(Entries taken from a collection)
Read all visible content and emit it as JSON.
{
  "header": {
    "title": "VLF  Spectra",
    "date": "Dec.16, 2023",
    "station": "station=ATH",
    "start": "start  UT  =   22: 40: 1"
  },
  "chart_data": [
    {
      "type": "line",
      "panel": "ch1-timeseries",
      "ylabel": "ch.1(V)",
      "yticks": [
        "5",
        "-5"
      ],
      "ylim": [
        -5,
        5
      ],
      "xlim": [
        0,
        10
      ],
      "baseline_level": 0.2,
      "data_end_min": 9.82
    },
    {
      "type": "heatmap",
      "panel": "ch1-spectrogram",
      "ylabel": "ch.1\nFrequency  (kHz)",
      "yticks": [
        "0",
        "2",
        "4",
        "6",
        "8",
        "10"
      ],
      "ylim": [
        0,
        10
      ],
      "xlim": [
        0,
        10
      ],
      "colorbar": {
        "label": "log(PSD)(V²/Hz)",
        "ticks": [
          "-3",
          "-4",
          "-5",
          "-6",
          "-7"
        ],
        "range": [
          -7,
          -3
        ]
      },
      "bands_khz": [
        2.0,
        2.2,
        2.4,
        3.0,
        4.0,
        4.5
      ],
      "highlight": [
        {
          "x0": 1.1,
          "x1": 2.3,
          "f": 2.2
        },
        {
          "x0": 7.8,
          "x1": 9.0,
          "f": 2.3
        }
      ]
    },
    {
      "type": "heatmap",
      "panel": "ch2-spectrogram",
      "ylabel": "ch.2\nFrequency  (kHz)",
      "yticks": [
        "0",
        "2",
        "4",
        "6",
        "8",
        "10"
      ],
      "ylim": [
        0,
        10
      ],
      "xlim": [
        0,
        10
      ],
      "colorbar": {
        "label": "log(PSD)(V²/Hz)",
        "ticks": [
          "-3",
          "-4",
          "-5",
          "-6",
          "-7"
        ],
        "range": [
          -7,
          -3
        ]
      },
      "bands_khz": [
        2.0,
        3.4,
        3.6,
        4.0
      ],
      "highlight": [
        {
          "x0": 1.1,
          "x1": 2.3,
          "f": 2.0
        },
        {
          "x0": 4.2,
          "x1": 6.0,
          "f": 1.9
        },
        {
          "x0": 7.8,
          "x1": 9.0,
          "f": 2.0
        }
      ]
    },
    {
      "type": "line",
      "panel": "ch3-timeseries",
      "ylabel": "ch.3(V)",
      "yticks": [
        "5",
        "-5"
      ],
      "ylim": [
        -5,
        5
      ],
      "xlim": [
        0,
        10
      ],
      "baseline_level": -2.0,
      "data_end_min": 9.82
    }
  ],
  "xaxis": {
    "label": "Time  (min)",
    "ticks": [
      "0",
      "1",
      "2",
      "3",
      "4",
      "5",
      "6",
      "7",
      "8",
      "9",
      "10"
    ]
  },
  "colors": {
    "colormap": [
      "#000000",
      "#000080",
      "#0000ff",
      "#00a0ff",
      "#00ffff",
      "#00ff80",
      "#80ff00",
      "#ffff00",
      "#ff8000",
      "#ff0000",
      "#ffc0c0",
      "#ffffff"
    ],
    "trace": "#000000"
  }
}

• **Exercise instructions**:
Pull out all lines containing "timeseries".

• **Exercise answer**:
      "panel": "ch1-timeseries",
      "panel": "ch3-timeseries",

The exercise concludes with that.